Stated task
Tally how many lines include "name". The number is the whole answer.

Dataset content
** Start **

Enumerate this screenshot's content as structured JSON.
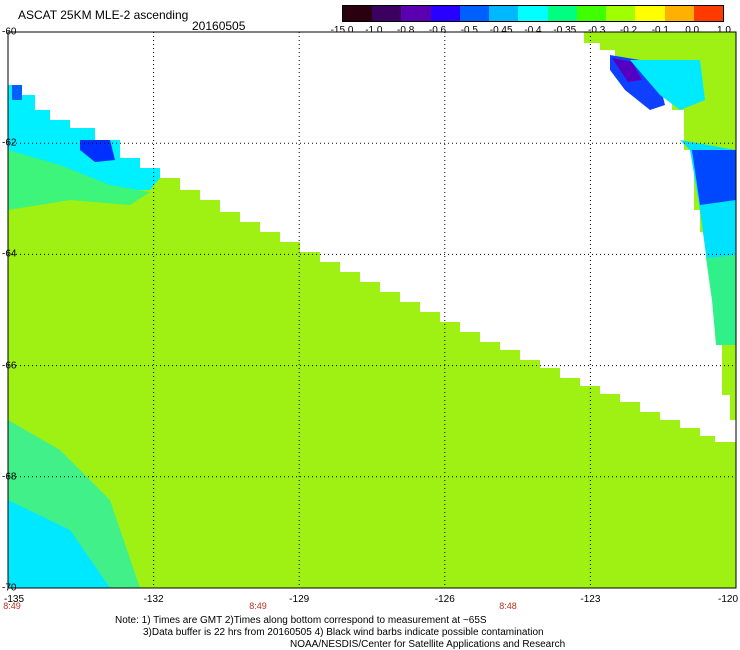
{
  "header": {
    "title": "ASCAT 25KM MLE-2 ascending",
    "date": "20160505"
  },
  "colorbar": {
    "labels": [
      "-15.0",
      "-1.0",
      "-0.8",
      "-0.6",
      "-0.5",
      "-0.45",
      "-0.4",
      "-0.35",
      "-0.3",
      "-0.2",
      "-0.1",
      "0.0",
      "1.0"
    ],
    "colors": [
      "#2a0010",
      "#3b0060",
      "#5a00b0",
      "#2800ff",
      "#0060ff",
      "#00b8ff",
      "#00ffff",
      "#00ff80",
      "#40ff00",
      "#a0ff00",
      "#ffff00",
      "#ffb000",
      "#ff3a00"
    ]
  },
  "map": {
    "lat_range": [
      -70,
      -60
    ],
    "lon_range": [
      -135,
      -120
    ],
    "lat_labels": [
      "-60",
      "-62",
      "-64",
      "-66",
      "-68",
      "-70"
    ],
    "lon_labels": [
      "-135",
      "-132",
      "-129",
      "-126",
      "-123",
      "-120"
    ],
    "time_labels": [
      "8:49",
      "8:49",
      "8:48"
    ],
    "base_color": "#9ff013",
    "grid_color": "#000000"
  },
  "notes": {
    "line1": "Note: 1) Times are GMT 2)Times along bottom correspond to measurement at ~65S",
    "line2": "3)Data buffer is 22 hrs from 20160505 4) Black wind barbs indicate possible contamination",
    "line3": "NOAA/NESDIS/Center for Satellite Applications and Research"
  }
}
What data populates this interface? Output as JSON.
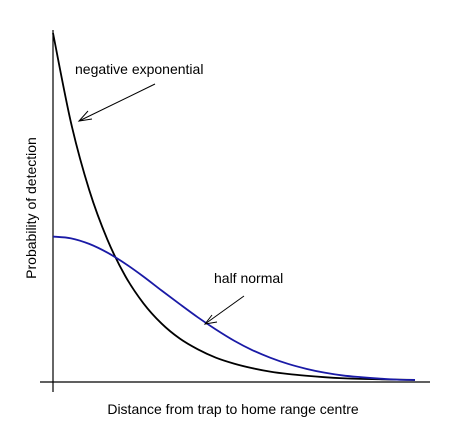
{
  "chart_data": {
    "type": "line",
    "title": "",
    "xlabel": "Distance from trap to home range centre",
    "ylabel": "Probability of detection",
    "xlim": [
      0,
      1
    ],
    "ylim": [
      0,
      1
    ],
    "grid": false,
    "legend": "none",
    "series": [
      {
        "name": "negative exponential",
        "color": "#000000",
        "x": [
          0,
          0.05,
          0.1,
          0.15,
          0.2,
          0.25,
          0.3,
          0.35,
          0.4,
          0.45,
          0.5,
          0.55,
          0.6,
          0.65,
          0.7,
          0.75,
          0.8,
          0.85,
          0.9,
          0.95,
          1
        ],
        "y": [
          1.0,
          0.741,
          0.549,
          0.407,
          0.301,
          0.223,
          0.165,
          0.122,
          0.091,
          0.067,
          0.05,
          0.037,
          0.027,
          0.02,
          0.015,
          0.011,
          0.008,
          0.006,
          0.005,
          0.004,
          0.003
        ]
      },
      {
        "name": "half normal",
        "color": "#1a1aa6",
        "x": [
          0,
          0.05,
          0.1,
          0.15,
          0.2,
          0.25,
          0.3,
          0.35,
          0.4,
          0.45,
          0.5,
          0.55,
          0.6,
          0.65,
          0.7,
          0.75,
          0.8,
          0.85,
          0.9,
          0.95,
          1
        ],
        "y": [
          0.415,
          0.41,
          0.394,
          0.369,
          0.337,
          0.3,
          0.26,
          0.221,
          0.183,
          0.148,
          0.116,
          0.089,
          0.067,
          0.049,
          0.035,
          0.024,
          0.016,
          0.011,
          0.007,
          0.004,
          0.003
        ]
      }
    ],
    "annotations": [
      {
        "text": "negative exponential",
        "series": 0
      },
      {
        "text": "half normal",
        "series": 1
      }
    ]
  }
}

** End **

Output of the exercise
2